* START *
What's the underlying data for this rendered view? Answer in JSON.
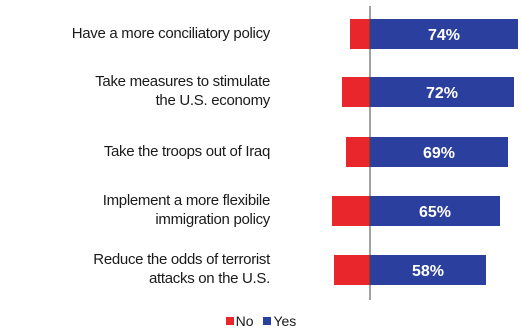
{
  "colors": {
    "no": "#e8262c",
    "yes": "#2b3f9e",
    "axis": "#444444",
    "label_text": "#ffffff"
  },
  "chart_data": {
    "type": "bar",
    "orientation": "horizontal",
    "stacked": "diverging",
    "categories": [
      "Have a more conciliatory policy",
      "Take measures to stimulate the U.S. economy",
      "Take the troops out of Iraq",
      "Implement a more flexibile immigration policy",
      "Reduce the odds of terrorist attacks on the U.S."
    ],
    "category_lines": [
      [
        "Have a more conciliatory policy"
      ],
      [
        "Take measures to stimulate",
        "the U.S. economy"
      ],
      [
        "Take the troops out of Iraq"
      ],
      [
        "Implement a more flexibile",
        "immigration policy"
      ],
      [
        "Reduce the odds of terrorist",
        "attacks on the U.S."
      ]
    ],
    "series": [
      {
        "name": "No",
        "values": [
          10,
          14,
          12,
          19,
          18
        ]
      },
      {
        "name": "Yes",
        "values": [
          74,
          72,
          69,
          65,
          58
        ],
        "labels": [
          "74%",
          "72%",
          "69%",
          "65%",
          "58%"
        ]
      }
    ],
    "legend_position": "bottom-center",
    "grid": false
  }
}
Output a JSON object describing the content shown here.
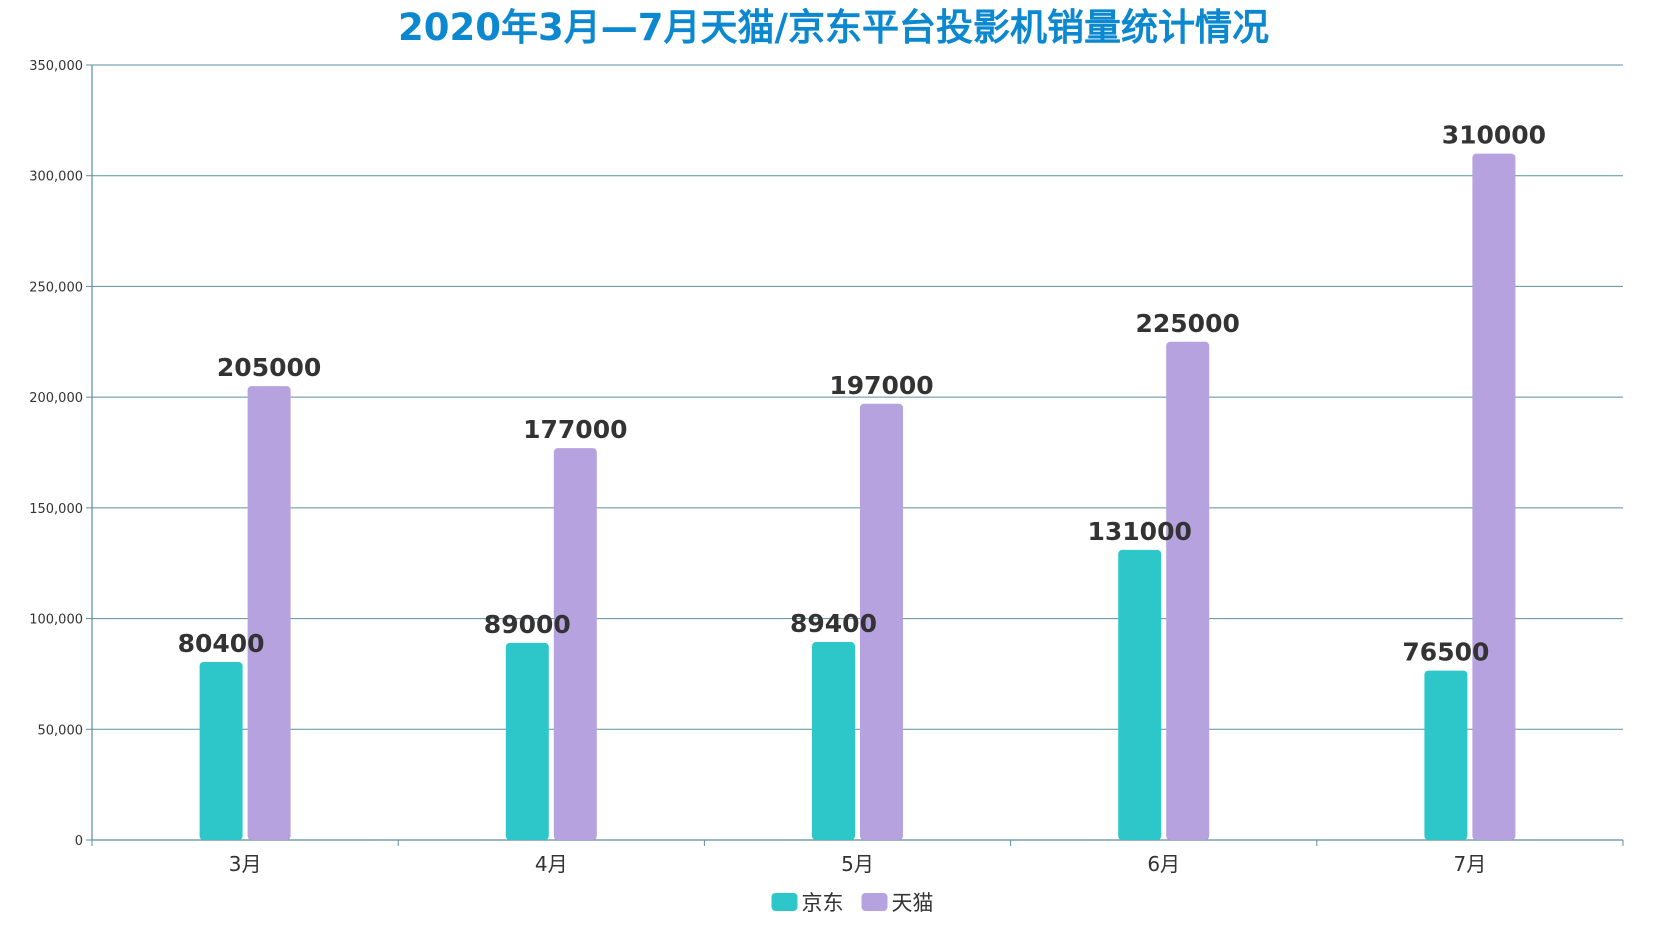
{
  "chart_data": {
    "type": "bar",
    "title": "2020年3月—7月天猫/京东平台投影机销量统计情况",
    "categories": [
      "3月",
      "4月",
      "5月",
      "6月",
      "7月"
    ],
    "series": [
      {
        "name": "京东",
        "color": "#2ec7c9",
        "values": [
          80400,
          89000,
          89400,
          131000,
          76500
        ]
      },
      {
        "name": "天猫",
        "color": "#b6a2de",
        "values": [
          205000,
          177000,
          197000,
          225000,
          310000
        ]
      }
    ],
    "ylim": [
      0,
      350000
    ],
    "yticks": [
      0,
      50000,
      100000,
      150000,
      200000,
      250000,
      300000,
      350000
    ],
    "ytick_labels": [
      "0",
      "50,000",
      "100,000",
      "150,000",
      "200,000",
      "250,000",
      "300,000",
      "350,000"
    ],
    "xlabel": "",
    "ylabel": "",
    "grid": true,
    "legend_position": "bottom-center",
    "axis_color": "#5b8fa0",
    "title_color": "#0b88d0"
  }
}
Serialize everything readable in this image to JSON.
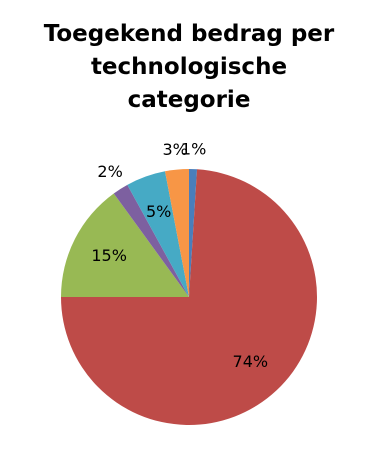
* END *
▶ _What you need to do_
Each record above should come back exactly the same, only without its pictures.

▶ _Written response_
What's the underlying data for this rendered view? Answer in JSON.
{
  "colors": {
    "no": "#e8262c",
    "yes": "#2b3f9e",
    "axis": "#444444",
    "label_text": "#ffffff"
  },
  "chart_data": {
    "type": "bar",
    "orientation": "horizontal",
    "stacked": "diverging",
    "categories": [
      "Have a more conciliatory policy",
      "Take measures to stimulate the U.S. economy",
      "Take the troops out of Iraq",
      "Implement a more flexibile immigration policy",
      "Reduce the odds of terrorist attacks on the U.S."
    ],
    "category_lines": [
      [
        "Have a more conciliatory policy"
      ],
      [
        "Take measures to stimulate",
        "the U.S. economy"
      ],
      [
        "Take the troops out of Iraq"
      ],
      [
        "Implement a more flexibile",
        "immigration policy"
      ],
      [
        "Reduce the odds of terrorist",
        "attacks on the U.S."
      ]
    ],
    "series": [
      {
        "name": "No",
        "values": [
          10,
          14,
          12,
          19,
          18
        ]
      },
      {
        "name": "Yes",
        "values": [
          74,
          72,
          69,
          65,
          58
        ],
        "labels": [
          "74%",
          "72%",
          "69%",
          "65%",
          "58%"
        ]
      }
    ],
    "legend_position": "bottom-center",
    "grid": false
  }
}
Output a JSON object describing the content shown here.
{
  "chart_data": {
    "type": "bar",
    "title": "2020年3月—7月天猫/京东平台投影机销量统计情况",
    "categories": [
      "3月",
      "4月",
      "5月",
      "6月",
      "7月"
    ],
    "series": [
      {
        "name": "京东",
        "color": "#2ec7c9",
        "values": [
          80400,
          89000,
          89400,
          131000,
          76500
        ]
      },
      {
        "name": "天猫",
        "color": "#b6a2de",
        "values": [
          205000,
          177000,
          197000,
          225000,
          310000
        ]
      }
    ],
    "ylim": [
      0,
      350000
    ],
    "yticks": [
      0,
      50000,
      100000,
      150000,
      200000,
      250000,
      300000,
      350000
    ],
    "ytick_labels": [
      "0",
      "50,000",
      "100,000",
      "150,000",
      "200,000",
      "250,000",
      "300,000",
      "350,000"
    ],
    "xlabel": "",
    "ylabel": "",
    "grid": true,
    "legend_position": "bottom-center",
    "axis_color": "#5b8fa0",
    "title_color": "#0b88d0"
  }
}
Serialize everything readable in this image to JSON.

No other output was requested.